DESCRIPTION OF THE TASK -> Check each line of the listing for the string "this", count the lines that have it, and answer with that number only.

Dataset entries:
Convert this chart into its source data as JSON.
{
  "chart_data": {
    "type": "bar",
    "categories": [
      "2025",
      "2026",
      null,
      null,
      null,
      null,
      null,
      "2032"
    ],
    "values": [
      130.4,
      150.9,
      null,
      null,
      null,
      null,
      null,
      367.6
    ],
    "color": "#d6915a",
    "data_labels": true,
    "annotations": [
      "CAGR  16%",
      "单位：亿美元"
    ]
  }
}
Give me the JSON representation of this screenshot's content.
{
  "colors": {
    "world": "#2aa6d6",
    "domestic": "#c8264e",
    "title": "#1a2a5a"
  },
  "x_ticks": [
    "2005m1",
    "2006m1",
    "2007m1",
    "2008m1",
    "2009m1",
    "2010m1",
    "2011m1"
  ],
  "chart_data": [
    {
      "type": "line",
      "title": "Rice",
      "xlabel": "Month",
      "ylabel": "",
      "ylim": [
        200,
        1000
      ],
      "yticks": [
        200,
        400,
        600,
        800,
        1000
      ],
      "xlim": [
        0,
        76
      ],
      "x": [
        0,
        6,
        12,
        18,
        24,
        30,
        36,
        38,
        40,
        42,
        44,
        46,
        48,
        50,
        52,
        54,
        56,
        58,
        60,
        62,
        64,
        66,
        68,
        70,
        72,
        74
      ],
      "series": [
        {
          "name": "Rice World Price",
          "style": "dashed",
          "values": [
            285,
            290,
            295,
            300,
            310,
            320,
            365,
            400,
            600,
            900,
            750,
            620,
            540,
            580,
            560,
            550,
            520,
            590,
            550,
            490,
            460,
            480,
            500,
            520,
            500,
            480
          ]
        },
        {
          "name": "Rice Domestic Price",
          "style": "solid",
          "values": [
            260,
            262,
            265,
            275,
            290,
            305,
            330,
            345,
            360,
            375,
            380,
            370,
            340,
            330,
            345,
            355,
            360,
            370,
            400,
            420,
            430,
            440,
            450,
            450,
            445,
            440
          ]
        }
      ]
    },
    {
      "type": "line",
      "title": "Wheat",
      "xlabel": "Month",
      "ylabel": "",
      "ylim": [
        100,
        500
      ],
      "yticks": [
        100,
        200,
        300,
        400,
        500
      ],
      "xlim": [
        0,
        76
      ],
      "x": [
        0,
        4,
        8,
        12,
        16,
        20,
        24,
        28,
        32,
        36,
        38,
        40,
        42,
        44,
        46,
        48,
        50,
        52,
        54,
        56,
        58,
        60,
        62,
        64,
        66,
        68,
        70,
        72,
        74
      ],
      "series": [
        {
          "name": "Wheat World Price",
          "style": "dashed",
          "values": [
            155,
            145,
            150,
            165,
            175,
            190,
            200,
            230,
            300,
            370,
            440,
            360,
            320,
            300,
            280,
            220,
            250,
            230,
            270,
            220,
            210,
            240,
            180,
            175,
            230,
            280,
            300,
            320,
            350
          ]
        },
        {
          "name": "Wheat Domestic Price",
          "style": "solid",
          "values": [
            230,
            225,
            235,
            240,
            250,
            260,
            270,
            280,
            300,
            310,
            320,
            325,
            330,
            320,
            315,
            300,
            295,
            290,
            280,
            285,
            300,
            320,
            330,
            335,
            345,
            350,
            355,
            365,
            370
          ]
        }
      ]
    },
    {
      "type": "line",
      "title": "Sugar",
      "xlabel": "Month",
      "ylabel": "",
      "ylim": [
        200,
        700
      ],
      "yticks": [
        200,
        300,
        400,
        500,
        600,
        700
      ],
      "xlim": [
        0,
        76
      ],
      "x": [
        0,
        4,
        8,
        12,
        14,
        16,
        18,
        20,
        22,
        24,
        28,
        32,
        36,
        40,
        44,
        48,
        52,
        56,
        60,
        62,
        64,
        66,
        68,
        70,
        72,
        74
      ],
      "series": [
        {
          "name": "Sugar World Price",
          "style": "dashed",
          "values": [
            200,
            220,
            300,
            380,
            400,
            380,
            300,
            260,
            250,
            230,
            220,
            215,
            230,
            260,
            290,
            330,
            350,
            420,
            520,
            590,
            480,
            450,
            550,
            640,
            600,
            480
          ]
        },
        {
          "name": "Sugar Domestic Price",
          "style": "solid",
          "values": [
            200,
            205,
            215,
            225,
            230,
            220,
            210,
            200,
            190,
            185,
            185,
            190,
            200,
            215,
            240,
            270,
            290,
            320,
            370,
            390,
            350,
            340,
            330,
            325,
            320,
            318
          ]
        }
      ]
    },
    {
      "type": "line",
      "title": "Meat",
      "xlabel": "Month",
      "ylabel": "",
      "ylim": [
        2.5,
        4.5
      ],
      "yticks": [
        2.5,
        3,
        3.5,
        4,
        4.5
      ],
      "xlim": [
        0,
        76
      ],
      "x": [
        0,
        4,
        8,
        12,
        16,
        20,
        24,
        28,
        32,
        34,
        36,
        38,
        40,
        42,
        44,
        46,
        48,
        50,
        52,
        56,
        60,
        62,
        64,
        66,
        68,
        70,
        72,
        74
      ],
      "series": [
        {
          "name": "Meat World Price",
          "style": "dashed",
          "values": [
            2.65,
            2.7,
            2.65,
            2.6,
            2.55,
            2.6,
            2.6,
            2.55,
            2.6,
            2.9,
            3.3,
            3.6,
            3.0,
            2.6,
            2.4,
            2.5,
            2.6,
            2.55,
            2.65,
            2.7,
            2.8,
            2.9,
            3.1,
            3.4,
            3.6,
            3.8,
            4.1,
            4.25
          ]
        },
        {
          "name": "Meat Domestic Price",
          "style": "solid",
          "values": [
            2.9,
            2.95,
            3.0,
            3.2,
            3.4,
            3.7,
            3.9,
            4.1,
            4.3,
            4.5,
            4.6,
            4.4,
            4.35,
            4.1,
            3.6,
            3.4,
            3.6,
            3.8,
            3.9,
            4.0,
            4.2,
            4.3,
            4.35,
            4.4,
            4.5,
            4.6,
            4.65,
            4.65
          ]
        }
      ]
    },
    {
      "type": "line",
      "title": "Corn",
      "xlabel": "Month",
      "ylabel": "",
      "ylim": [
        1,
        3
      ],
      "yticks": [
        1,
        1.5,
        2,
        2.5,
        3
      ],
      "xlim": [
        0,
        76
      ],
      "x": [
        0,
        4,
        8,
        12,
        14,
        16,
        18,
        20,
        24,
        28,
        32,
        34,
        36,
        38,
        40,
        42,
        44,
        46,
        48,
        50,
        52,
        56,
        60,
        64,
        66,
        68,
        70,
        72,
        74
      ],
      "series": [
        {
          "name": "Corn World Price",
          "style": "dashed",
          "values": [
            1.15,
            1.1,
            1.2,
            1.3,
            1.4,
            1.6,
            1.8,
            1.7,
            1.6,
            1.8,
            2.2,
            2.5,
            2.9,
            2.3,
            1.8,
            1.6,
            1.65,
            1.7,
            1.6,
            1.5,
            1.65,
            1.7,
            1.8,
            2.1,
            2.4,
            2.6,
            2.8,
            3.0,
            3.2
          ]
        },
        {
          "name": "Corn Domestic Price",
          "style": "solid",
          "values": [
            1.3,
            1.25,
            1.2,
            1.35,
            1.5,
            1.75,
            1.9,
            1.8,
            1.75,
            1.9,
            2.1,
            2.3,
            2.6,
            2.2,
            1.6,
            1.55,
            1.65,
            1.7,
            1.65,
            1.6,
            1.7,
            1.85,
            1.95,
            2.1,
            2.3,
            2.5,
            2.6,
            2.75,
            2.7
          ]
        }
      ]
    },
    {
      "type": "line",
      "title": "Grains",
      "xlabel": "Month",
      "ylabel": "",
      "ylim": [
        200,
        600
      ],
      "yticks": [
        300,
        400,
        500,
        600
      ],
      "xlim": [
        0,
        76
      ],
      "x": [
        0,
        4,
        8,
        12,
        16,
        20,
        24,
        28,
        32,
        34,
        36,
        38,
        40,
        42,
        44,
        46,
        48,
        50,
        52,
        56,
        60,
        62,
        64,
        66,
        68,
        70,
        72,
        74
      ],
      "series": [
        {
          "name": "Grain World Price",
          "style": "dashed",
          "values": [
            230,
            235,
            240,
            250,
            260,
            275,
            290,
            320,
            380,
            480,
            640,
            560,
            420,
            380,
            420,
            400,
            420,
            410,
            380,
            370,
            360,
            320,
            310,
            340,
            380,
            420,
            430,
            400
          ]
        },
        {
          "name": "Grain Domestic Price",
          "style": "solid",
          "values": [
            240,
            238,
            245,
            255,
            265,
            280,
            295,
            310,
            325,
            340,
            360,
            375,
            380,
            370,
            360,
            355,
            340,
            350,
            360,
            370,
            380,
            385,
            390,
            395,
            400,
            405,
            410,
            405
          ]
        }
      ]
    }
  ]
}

RESPONSE -> 2